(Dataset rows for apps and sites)

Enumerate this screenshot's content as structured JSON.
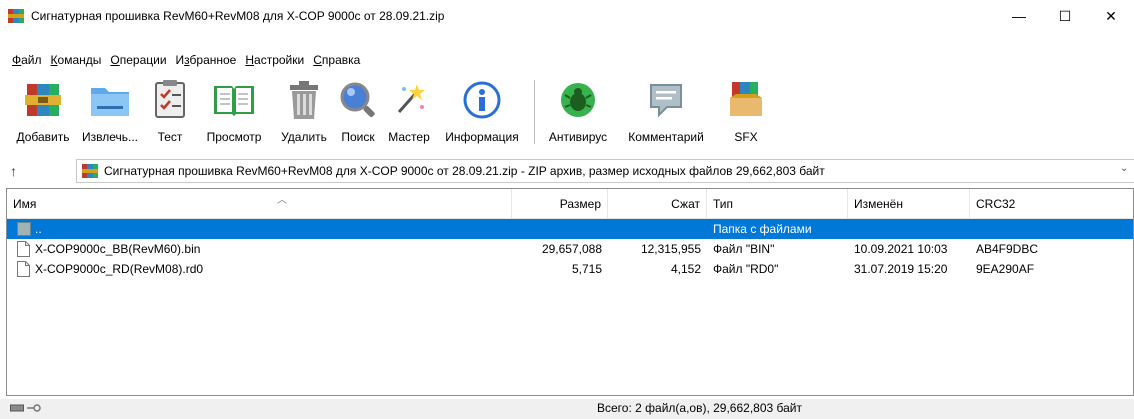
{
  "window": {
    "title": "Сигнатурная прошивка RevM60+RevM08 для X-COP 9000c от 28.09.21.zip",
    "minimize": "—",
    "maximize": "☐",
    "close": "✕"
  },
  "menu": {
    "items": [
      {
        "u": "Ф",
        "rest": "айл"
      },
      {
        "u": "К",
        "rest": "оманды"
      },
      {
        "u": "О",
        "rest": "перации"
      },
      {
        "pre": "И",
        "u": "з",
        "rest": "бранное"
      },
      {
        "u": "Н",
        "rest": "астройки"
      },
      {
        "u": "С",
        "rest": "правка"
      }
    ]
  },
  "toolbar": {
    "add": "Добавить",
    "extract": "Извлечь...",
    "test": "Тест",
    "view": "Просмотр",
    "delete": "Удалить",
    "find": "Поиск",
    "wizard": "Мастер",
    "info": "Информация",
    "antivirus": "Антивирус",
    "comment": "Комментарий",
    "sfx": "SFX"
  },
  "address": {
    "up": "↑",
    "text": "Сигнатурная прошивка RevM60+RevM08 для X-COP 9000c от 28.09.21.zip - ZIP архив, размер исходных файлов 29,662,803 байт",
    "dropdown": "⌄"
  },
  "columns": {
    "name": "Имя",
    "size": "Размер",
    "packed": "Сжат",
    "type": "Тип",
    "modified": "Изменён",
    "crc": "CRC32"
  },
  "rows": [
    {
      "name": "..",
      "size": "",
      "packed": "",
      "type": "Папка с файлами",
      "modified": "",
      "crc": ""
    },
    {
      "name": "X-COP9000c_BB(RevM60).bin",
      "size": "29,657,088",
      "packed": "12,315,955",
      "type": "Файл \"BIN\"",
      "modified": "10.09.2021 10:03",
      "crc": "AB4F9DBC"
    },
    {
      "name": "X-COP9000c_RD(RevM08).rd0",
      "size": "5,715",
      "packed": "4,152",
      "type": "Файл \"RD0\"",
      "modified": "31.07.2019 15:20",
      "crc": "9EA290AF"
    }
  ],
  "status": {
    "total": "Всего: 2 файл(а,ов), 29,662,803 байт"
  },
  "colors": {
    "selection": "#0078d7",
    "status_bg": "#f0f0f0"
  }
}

◆ WORK REQUIRED: Could you return every line from the entries above in which the string "name" occurs?

◆ SOLUTION BELOW:
    "name": "Имя",
      "name": "..",
      "name": "X-COP9000c_BB(RevM60).bin",
      "name": "X-COP9000c_RD(RevM08).rd0",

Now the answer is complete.